**Goal**:
Scan the listing below and copy every line holding "structured".

**Data supplied**:
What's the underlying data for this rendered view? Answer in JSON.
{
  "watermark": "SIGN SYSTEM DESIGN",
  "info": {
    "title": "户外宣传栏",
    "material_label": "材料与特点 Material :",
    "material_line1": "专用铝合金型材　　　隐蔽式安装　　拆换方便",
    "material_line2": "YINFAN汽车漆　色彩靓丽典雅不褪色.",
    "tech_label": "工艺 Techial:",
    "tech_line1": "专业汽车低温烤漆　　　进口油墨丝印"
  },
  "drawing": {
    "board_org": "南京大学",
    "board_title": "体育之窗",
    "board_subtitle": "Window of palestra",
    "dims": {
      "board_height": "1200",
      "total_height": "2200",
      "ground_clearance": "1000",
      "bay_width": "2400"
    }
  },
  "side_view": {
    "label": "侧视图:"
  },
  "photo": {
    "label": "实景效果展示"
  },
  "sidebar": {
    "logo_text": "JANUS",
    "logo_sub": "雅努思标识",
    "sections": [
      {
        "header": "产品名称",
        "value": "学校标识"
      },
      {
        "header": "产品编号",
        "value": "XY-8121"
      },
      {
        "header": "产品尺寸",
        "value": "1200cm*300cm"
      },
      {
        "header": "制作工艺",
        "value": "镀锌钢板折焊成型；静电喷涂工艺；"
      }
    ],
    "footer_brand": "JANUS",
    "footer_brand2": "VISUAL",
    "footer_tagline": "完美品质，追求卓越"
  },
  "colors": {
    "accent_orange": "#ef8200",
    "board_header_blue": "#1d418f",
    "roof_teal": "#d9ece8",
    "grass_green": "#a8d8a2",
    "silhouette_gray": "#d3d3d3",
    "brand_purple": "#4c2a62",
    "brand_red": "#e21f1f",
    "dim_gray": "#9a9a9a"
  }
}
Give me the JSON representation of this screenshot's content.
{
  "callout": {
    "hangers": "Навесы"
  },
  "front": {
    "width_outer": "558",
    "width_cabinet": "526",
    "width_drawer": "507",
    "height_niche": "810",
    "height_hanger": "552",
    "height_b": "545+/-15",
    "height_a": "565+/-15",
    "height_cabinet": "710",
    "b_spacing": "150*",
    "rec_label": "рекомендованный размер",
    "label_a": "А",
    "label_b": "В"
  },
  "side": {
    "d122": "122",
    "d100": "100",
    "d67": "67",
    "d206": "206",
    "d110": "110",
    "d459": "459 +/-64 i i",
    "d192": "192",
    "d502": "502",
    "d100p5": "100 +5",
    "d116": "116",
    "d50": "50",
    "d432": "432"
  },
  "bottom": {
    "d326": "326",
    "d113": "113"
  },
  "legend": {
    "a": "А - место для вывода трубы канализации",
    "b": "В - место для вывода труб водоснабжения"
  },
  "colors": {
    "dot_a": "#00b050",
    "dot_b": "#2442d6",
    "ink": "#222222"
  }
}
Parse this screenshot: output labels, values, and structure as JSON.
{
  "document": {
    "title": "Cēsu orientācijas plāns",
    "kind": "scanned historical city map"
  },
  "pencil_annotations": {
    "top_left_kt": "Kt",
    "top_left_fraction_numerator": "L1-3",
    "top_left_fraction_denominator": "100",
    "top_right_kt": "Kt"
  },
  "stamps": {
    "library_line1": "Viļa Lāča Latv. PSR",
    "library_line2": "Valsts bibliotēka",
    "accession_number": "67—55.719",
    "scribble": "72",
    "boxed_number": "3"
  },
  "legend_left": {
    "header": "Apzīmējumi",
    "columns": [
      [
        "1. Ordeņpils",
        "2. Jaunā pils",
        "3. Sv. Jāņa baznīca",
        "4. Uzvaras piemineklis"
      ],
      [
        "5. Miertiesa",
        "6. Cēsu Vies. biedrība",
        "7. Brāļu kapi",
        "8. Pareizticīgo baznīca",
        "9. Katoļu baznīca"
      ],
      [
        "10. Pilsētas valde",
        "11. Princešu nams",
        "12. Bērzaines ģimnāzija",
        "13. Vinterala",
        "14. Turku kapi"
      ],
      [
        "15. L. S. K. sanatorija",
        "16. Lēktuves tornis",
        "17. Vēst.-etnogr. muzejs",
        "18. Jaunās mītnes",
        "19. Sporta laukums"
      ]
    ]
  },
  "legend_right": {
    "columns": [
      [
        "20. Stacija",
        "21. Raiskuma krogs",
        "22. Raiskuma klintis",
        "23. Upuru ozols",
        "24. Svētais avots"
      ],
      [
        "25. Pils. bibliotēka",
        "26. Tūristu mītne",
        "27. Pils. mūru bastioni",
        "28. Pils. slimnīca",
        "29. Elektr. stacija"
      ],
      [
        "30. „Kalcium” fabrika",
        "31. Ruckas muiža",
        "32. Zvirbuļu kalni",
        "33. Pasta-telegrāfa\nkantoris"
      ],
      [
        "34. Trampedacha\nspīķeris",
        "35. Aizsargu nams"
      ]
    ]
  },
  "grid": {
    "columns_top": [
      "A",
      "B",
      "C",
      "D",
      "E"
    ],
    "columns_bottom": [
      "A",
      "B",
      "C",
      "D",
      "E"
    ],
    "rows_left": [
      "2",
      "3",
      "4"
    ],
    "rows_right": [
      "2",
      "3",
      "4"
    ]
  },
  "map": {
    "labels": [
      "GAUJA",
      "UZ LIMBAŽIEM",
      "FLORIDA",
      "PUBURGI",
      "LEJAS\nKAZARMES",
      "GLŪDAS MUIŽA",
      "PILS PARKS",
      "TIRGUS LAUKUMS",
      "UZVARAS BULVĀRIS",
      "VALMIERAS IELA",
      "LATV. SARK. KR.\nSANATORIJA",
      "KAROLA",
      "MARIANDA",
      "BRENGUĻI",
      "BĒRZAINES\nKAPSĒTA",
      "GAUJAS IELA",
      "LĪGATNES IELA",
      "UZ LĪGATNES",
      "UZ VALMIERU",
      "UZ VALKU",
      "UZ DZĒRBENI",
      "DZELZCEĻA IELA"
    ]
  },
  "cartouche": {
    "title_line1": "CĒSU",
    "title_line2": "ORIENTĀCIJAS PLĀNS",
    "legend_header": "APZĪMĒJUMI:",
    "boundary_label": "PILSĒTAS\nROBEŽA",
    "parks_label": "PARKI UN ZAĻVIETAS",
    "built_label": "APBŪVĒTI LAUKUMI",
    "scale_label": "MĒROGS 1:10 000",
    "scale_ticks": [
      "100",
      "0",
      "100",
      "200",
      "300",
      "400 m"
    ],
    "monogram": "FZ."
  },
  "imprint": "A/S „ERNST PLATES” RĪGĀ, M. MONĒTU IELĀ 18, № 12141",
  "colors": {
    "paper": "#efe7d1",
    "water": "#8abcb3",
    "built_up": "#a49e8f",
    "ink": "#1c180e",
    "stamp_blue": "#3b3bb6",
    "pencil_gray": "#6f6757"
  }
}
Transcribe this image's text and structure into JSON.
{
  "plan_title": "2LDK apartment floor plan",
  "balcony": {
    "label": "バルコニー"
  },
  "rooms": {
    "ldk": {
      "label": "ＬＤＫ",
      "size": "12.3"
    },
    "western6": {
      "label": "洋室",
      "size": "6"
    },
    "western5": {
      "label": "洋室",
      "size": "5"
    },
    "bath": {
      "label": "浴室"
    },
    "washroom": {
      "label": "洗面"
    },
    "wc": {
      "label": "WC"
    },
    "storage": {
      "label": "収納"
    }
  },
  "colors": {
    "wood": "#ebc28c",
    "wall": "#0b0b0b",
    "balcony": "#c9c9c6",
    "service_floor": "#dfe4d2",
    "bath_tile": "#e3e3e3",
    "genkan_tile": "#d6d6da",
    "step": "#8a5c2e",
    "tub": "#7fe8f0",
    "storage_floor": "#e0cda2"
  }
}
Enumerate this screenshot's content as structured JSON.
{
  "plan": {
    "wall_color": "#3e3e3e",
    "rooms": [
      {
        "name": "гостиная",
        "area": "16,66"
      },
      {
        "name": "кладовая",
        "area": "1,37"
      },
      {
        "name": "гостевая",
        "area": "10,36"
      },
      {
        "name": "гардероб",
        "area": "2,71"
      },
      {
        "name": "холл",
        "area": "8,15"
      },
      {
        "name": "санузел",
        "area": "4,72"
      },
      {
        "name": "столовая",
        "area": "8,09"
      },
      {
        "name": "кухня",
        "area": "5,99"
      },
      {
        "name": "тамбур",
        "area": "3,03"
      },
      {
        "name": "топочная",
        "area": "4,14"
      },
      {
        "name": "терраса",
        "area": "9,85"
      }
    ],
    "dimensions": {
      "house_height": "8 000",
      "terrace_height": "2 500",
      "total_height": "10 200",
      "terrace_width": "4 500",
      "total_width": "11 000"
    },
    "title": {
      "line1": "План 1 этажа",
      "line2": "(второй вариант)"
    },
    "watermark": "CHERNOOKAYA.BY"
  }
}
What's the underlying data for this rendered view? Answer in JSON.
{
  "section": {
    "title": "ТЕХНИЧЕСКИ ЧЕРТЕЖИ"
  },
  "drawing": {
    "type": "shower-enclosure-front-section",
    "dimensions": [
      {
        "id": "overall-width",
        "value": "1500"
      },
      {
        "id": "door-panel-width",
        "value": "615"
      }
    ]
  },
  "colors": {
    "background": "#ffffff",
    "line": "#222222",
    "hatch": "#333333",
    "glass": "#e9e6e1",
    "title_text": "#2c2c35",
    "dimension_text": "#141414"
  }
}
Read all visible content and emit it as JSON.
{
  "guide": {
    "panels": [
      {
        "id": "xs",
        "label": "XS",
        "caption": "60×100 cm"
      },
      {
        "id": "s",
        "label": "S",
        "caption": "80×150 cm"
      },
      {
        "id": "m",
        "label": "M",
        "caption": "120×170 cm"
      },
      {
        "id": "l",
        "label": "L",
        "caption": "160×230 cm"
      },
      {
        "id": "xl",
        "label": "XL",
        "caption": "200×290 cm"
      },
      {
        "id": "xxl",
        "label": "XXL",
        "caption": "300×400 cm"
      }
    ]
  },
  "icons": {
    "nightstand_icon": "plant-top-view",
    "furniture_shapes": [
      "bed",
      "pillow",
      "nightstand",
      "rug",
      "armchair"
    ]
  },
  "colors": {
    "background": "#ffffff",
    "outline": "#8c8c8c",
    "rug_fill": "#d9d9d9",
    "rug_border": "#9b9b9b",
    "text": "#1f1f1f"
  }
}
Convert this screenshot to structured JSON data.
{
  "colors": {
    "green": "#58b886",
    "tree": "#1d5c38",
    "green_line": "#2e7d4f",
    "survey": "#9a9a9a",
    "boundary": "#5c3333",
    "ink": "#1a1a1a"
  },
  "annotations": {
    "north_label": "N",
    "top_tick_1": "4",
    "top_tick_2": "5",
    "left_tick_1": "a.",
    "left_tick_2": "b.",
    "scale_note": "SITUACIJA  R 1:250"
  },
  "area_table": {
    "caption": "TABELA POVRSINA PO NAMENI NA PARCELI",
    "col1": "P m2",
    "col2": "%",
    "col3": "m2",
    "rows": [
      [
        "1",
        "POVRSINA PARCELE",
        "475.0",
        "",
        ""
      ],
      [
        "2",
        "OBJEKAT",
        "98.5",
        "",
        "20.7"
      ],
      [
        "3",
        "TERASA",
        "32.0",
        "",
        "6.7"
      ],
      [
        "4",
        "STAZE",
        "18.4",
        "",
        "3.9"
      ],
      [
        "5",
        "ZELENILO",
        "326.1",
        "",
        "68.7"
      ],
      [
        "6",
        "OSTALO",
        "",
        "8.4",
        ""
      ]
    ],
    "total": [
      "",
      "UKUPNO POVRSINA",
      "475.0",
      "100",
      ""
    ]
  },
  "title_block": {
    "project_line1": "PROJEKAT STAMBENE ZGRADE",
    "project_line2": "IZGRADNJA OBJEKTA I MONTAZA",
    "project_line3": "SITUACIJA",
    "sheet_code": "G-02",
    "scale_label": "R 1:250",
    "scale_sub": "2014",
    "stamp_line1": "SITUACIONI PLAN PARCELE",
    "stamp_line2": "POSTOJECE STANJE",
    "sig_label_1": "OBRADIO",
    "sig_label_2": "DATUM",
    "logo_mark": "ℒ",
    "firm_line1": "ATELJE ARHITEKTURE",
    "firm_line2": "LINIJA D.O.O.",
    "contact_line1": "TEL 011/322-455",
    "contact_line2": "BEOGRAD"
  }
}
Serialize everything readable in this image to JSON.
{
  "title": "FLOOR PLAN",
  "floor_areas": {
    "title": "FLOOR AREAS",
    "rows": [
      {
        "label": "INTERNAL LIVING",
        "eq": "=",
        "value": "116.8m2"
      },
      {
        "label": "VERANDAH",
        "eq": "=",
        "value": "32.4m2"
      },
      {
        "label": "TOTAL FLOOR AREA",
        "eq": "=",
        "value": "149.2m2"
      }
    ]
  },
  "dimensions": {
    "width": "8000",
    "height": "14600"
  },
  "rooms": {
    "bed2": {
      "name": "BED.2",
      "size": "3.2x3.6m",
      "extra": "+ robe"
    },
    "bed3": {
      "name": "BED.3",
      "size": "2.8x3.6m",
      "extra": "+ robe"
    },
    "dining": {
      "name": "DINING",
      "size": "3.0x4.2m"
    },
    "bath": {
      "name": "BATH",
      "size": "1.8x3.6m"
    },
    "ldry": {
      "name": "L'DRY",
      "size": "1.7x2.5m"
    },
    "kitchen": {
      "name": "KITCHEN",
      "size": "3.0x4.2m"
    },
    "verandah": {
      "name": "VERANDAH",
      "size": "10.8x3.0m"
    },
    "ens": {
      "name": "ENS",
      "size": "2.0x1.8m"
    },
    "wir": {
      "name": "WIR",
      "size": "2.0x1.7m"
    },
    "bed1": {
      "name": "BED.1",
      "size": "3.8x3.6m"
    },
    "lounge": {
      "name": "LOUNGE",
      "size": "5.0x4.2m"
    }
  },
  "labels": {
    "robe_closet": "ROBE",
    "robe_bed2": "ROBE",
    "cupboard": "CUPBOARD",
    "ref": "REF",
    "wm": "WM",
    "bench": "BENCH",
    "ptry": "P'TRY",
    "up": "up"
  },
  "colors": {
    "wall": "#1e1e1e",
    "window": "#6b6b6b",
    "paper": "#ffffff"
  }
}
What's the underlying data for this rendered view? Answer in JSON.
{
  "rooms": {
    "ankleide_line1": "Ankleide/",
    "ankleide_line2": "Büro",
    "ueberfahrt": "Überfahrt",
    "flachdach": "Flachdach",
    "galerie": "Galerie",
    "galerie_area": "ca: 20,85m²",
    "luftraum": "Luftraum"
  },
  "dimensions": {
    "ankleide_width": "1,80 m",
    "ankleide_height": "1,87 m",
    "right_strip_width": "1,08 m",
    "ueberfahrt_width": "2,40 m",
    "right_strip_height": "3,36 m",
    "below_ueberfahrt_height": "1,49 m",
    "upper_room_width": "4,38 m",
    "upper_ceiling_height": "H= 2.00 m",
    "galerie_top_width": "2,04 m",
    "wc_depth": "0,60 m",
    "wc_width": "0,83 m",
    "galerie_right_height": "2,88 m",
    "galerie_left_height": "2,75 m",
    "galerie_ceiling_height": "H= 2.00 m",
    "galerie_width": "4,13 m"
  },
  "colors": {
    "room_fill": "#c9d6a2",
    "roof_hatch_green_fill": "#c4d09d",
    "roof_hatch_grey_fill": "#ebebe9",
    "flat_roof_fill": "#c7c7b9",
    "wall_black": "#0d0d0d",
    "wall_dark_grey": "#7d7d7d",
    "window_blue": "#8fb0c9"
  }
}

**Result**:
Enumerate this screenshot's content as structured JSON.
Convert this screenshot to structured JSON data.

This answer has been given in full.